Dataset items
________________________________________

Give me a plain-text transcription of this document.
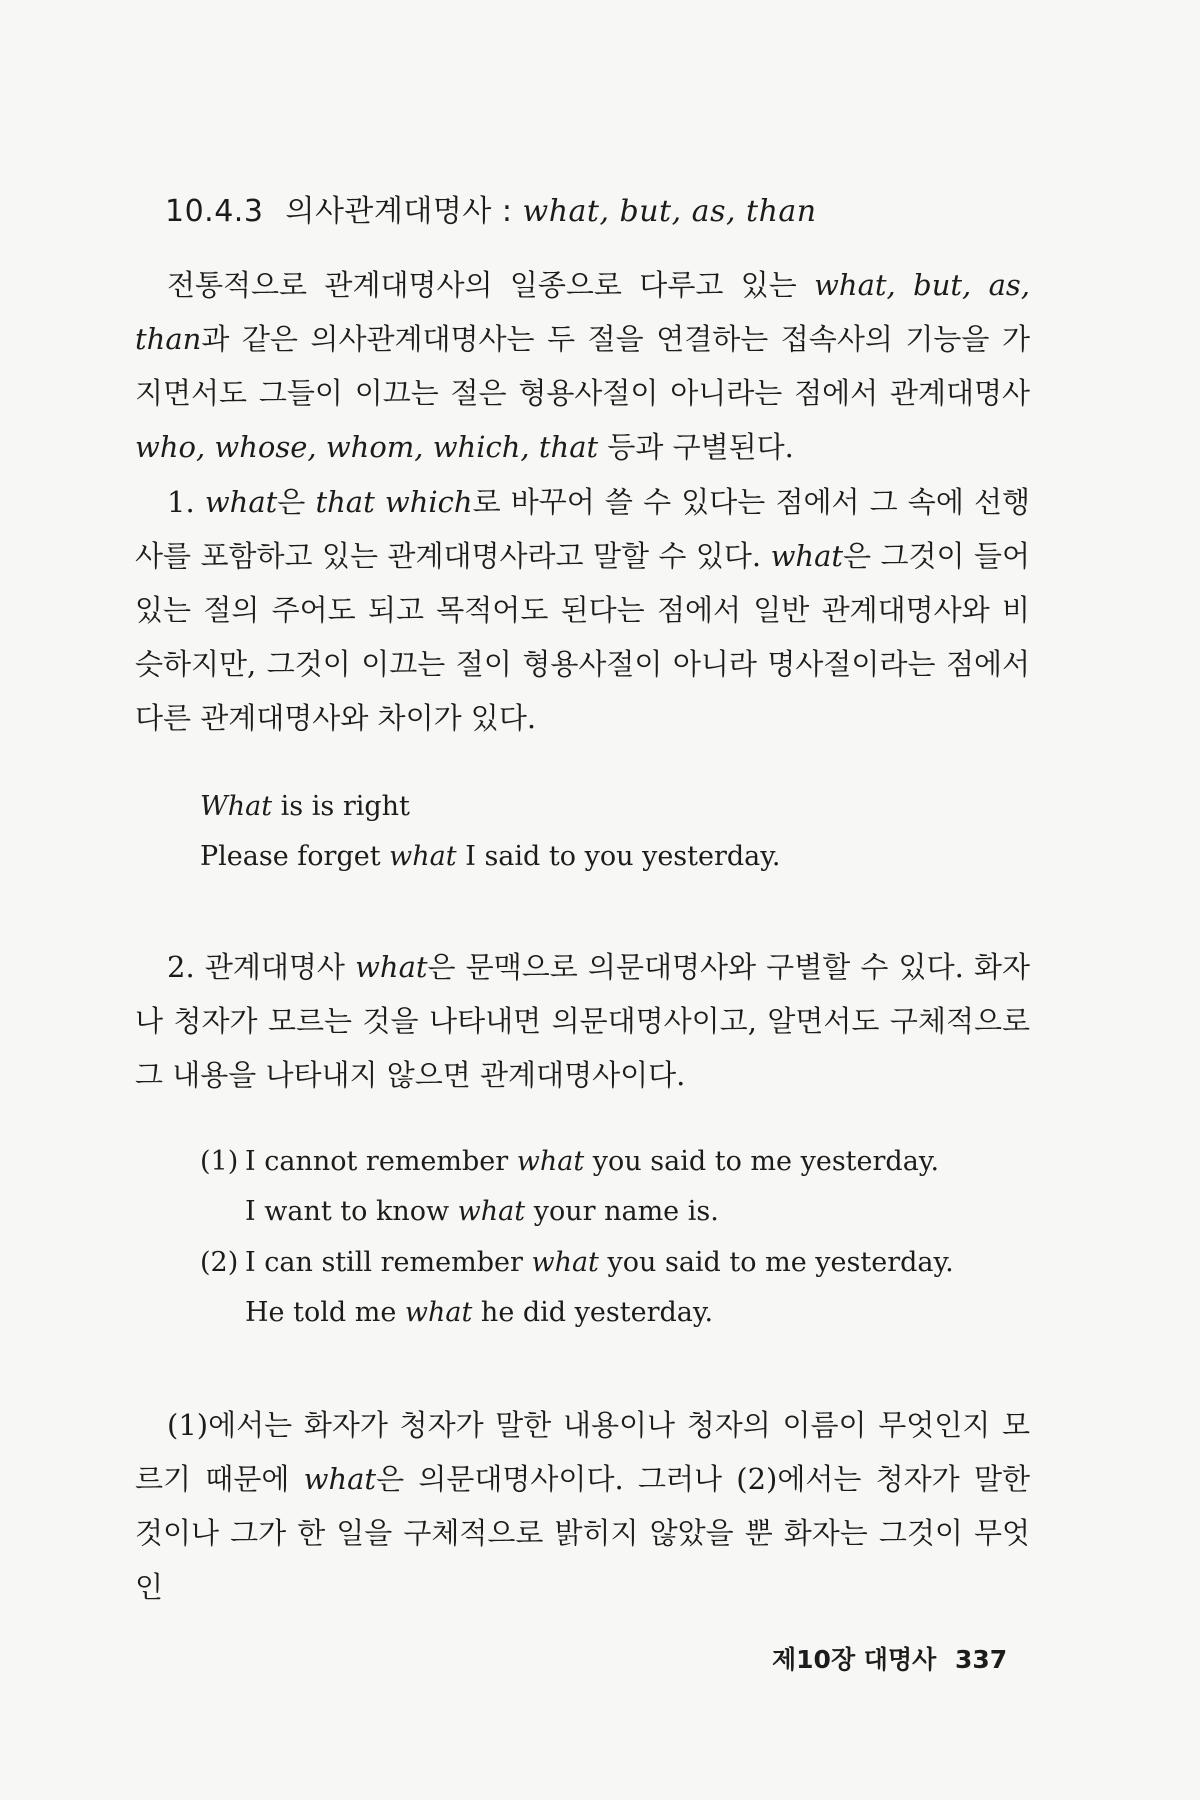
10.4.3 의사관계대명사 : what, but, as, than

전통적으로 관계대명사의 일종으로 다루고 있는 what, but, as, than과 같은 의사관계대명사는 두 절을 연결하는 접속사의 기능을 가지면서도 그들이 이끄는 절은 형용사절이 아니라는 점에서 관계대명사 who, whose, whom, which, that 등과 구별된다.

1. what은 that which로 바꾸어 쓸 수 있다는 점에서 그 속에 선행사를 포함하고 있는 관계대명사라고 말할 수 있다. what은 그것이 들어 있는 절의 주어도 되고 목적어도 된다는 점에서 일반 관계대명사와 비슷하지만, 그것이 이끄는 절이 형용사절이 아니라 명사절이라는 점에서 다른 관계대명사와 차이가 있다.

What is is right
Please forget what I said to you yesterday.

2. 관계대명사 what은 문맥으로 의문대명사와 구별할 수 있다. 화자나 청자가 모르는 것을 나타내면 의문대명사이고, 알면서도 구체적으로 그 내용을 나타내지 않으면 관계대명사이다.

(1) I cannot remember what you said to me yesterday.
I want to know what your name is.
(2) I can still remember what you said to me yesterday.
He told me what he did yesterday.

(1)에서는 화자가 청자가 말한 내용이나 청자의 이름이 무엇인지 모르기 때문에 what은 의문대명사이다. 그러나 (2)에서는 청자가 말한 것이나 그가 한 일을 구체적으로 밝히지 않았을 뿐 화자는 그것이 무엇인

제10장 대명사 337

________________________________________

_Task instructions_
Pull out every line in the material above where "yesterday" occurs.

_Answer to the task_
Please forget what I said to you yesterday.
(1) I cannot remember what you said to me yesterday.
(2) I can still remember what you said to me yesterday.
He told me what he did yesterday.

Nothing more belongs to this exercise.